┌─ The data

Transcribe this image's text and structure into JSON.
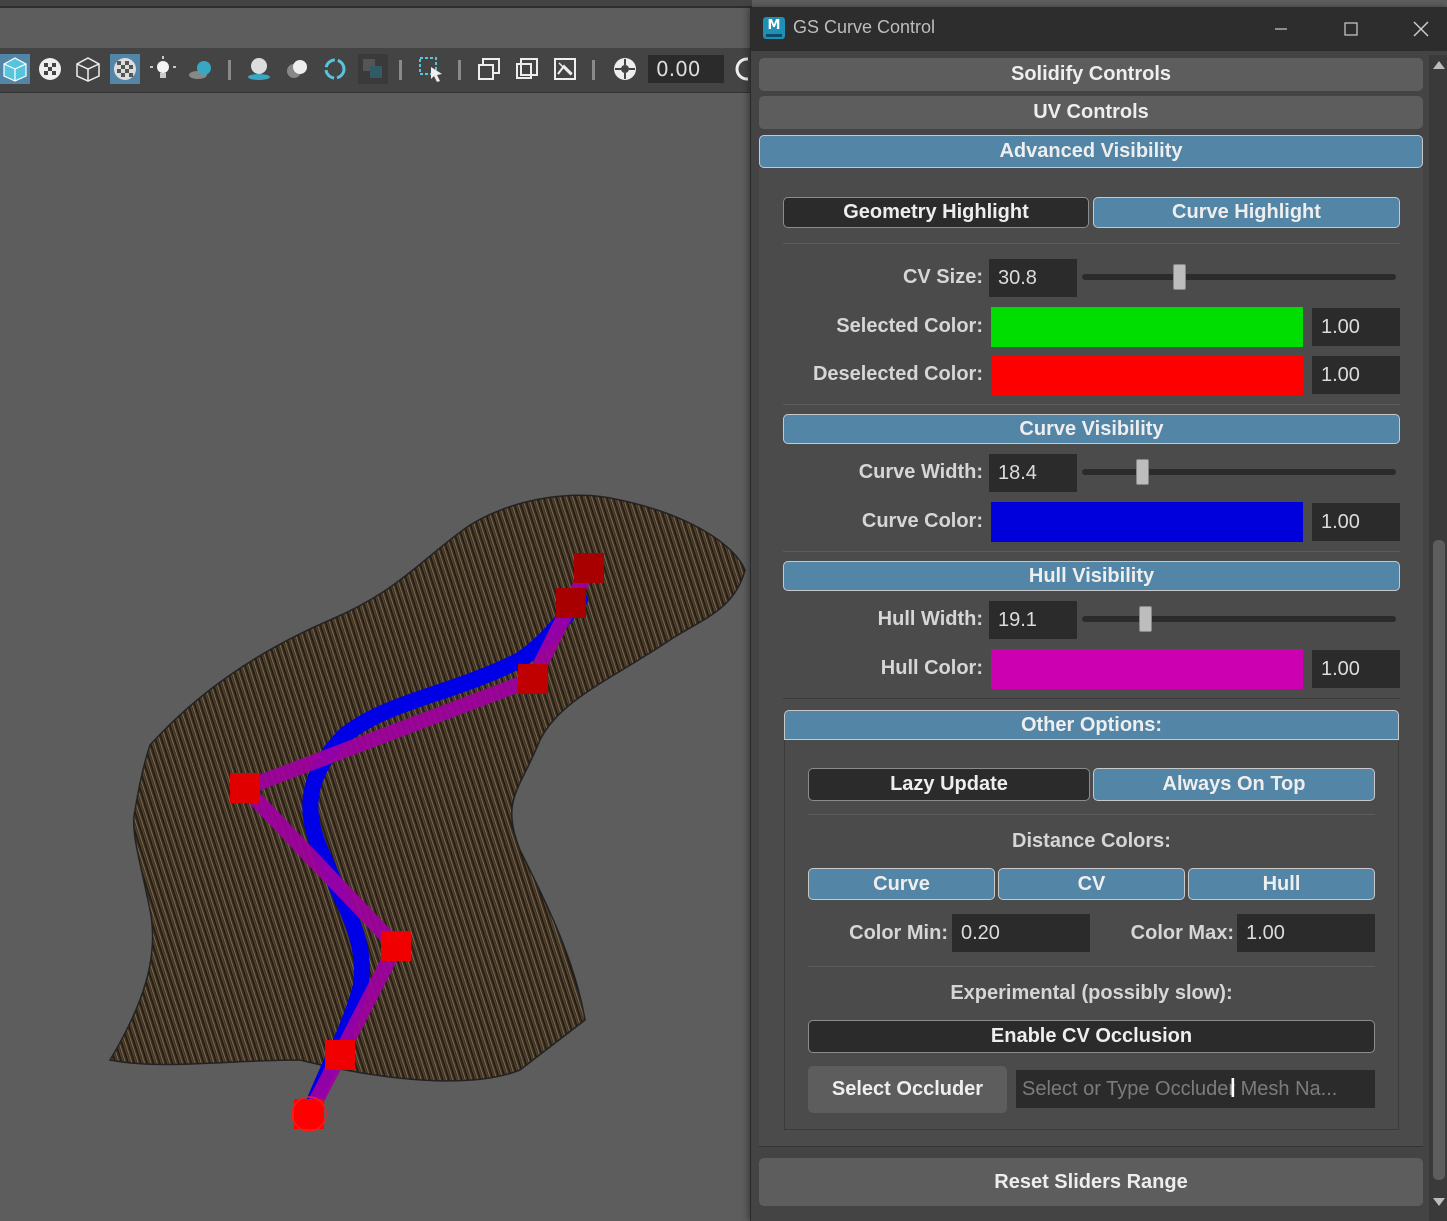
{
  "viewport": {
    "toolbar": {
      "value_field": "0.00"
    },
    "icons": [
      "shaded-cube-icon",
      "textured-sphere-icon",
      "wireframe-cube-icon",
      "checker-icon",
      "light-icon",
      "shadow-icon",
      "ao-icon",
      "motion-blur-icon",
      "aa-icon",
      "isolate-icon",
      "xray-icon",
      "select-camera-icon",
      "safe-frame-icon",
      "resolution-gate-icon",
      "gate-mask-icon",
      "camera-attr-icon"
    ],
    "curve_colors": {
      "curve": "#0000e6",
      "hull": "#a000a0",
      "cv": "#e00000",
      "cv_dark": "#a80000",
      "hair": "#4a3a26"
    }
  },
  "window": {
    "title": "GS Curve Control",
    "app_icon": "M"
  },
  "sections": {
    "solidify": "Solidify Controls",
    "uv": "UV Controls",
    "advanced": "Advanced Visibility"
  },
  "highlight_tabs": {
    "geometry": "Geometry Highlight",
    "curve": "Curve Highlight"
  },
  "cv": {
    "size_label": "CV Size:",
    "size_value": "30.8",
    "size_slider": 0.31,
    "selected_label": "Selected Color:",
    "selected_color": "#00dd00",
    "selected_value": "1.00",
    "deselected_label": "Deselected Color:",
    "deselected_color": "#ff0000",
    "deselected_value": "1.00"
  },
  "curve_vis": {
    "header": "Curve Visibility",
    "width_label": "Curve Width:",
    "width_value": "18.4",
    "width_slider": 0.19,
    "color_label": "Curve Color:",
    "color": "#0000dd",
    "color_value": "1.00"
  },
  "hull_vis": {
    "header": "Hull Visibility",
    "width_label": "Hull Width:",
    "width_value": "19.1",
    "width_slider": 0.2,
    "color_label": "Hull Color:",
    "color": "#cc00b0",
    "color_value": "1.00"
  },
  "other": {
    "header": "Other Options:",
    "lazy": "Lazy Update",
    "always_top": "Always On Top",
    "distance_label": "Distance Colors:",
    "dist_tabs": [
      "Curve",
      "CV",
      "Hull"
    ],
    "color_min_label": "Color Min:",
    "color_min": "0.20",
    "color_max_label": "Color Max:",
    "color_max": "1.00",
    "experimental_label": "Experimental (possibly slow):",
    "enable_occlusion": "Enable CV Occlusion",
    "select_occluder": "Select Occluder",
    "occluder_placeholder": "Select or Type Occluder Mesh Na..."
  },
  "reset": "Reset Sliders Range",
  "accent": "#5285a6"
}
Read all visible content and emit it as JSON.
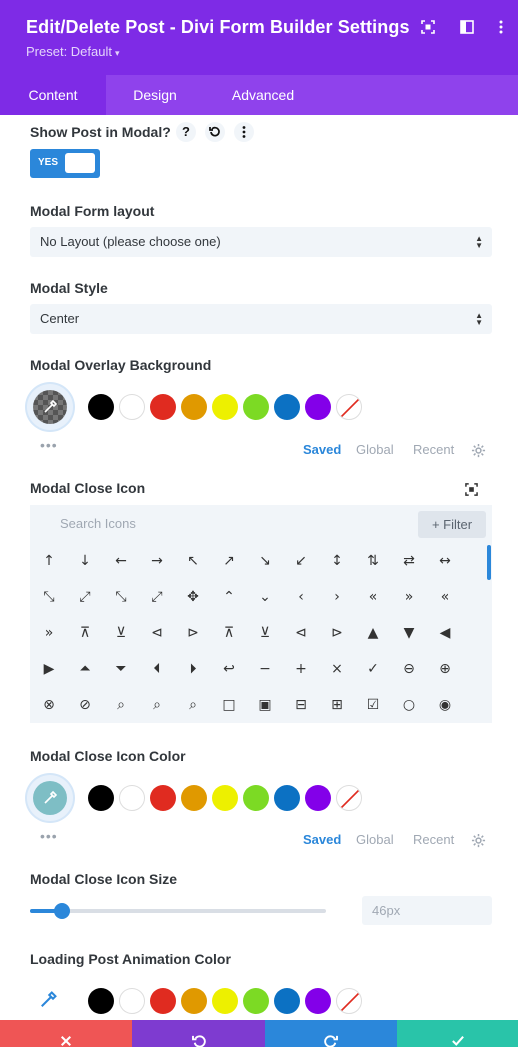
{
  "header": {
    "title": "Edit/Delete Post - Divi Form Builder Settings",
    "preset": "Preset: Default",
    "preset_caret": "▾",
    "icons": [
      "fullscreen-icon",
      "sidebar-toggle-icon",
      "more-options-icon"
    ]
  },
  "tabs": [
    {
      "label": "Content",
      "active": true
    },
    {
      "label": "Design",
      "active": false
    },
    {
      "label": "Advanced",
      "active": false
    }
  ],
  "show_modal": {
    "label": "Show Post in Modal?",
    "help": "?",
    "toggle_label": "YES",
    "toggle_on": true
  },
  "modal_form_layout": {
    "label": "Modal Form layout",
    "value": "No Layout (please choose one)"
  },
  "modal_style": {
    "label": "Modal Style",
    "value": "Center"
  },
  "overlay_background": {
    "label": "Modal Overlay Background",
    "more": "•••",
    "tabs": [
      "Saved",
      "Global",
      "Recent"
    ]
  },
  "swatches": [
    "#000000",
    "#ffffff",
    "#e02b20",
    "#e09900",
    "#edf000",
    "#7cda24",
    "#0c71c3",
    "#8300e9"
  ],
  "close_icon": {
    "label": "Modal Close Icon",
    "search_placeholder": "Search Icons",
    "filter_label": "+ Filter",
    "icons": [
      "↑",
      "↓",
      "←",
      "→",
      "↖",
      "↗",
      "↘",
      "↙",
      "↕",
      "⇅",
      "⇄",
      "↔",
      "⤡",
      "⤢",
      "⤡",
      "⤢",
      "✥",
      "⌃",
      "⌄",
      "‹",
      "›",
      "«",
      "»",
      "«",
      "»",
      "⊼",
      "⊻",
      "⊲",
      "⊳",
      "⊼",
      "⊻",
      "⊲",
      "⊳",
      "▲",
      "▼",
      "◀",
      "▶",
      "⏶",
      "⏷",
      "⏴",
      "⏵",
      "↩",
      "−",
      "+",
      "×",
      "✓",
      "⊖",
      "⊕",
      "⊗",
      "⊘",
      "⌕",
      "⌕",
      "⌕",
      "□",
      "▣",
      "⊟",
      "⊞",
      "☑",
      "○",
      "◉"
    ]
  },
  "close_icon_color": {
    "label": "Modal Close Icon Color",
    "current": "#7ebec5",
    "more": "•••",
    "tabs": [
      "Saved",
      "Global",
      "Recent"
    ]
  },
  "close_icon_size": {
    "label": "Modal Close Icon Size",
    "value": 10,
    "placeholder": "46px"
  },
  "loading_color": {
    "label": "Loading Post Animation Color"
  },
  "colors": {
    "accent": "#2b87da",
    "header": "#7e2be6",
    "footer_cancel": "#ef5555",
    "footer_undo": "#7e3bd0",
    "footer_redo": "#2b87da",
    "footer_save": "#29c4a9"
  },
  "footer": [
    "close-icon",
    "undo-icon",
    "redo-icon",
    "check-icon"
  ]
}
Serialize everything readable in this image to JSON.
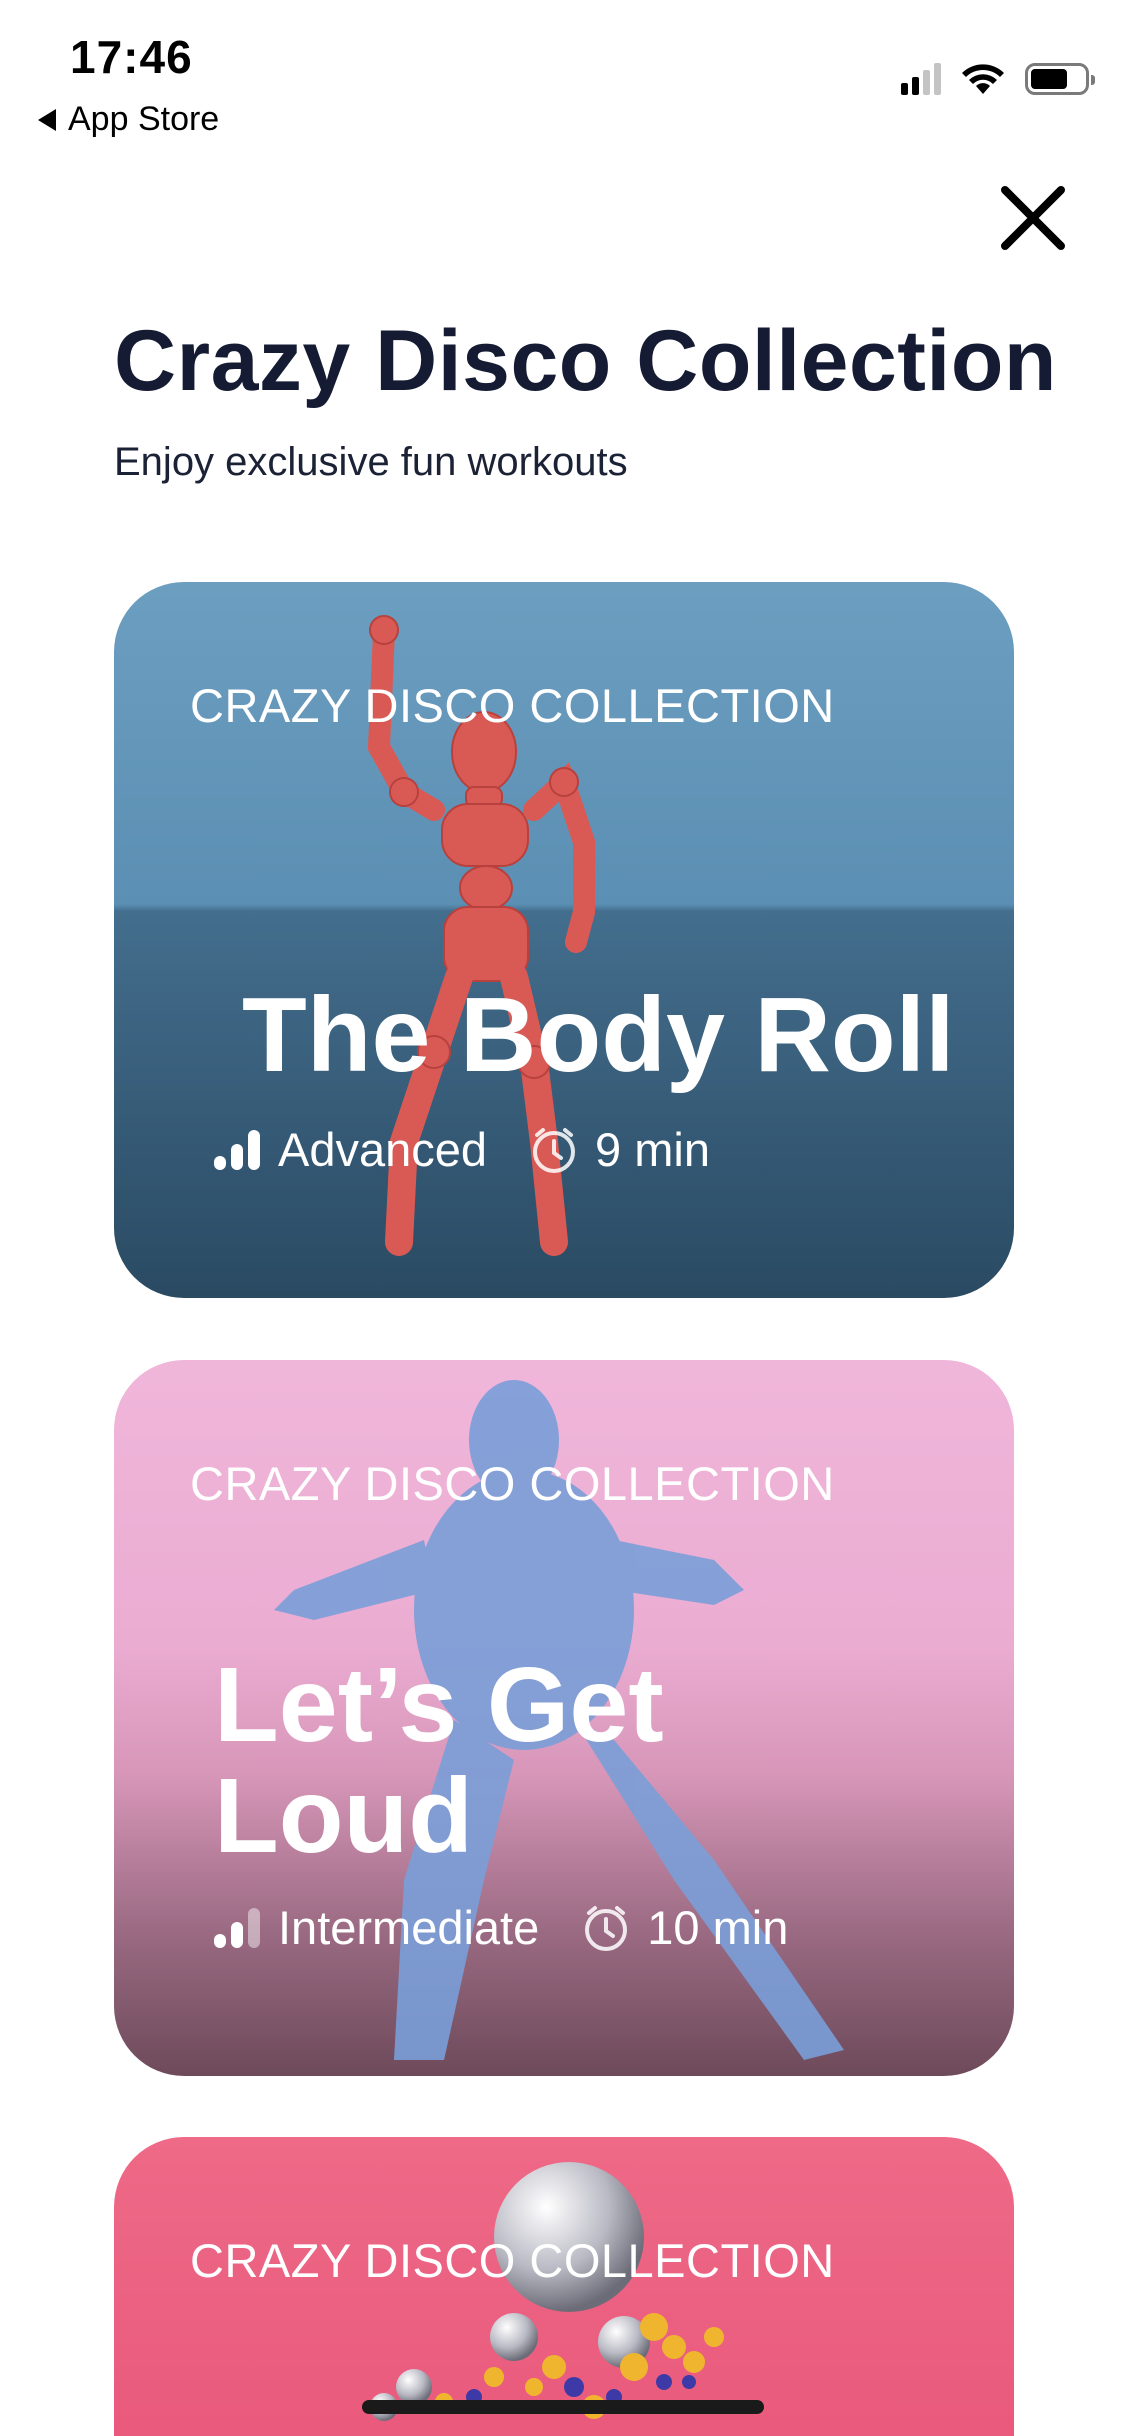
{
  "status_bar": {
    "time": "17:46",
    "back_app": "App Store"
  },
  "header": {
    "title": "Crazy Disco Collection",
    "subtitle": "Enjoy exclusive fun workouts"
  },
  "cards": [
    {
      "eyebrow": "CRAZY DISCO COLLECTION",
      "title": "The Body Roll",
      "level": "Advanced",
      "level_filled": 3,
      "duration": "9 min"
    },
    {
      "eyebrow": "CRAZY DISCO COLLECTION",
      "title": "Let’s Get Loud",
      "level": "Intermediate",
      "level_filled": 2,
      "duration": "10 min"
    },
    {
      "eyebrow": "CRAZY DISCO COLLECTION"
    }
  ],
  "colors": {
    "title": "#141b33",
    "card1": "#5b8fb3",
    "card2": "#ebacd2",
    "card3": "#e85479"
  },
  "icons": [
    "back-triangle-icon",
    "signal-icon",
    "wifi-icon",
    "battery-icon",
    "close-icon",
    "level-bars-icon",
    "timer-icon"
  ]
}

└─

Short task.
Where a line in the entries holds "header", copy that line.

Solved problem.
    "header": "Curve Visibility",
    "header": "Hull Visibility",
    "header": "Other Options:",
  "header": {
    "header": "#7e2be6",
  "header": {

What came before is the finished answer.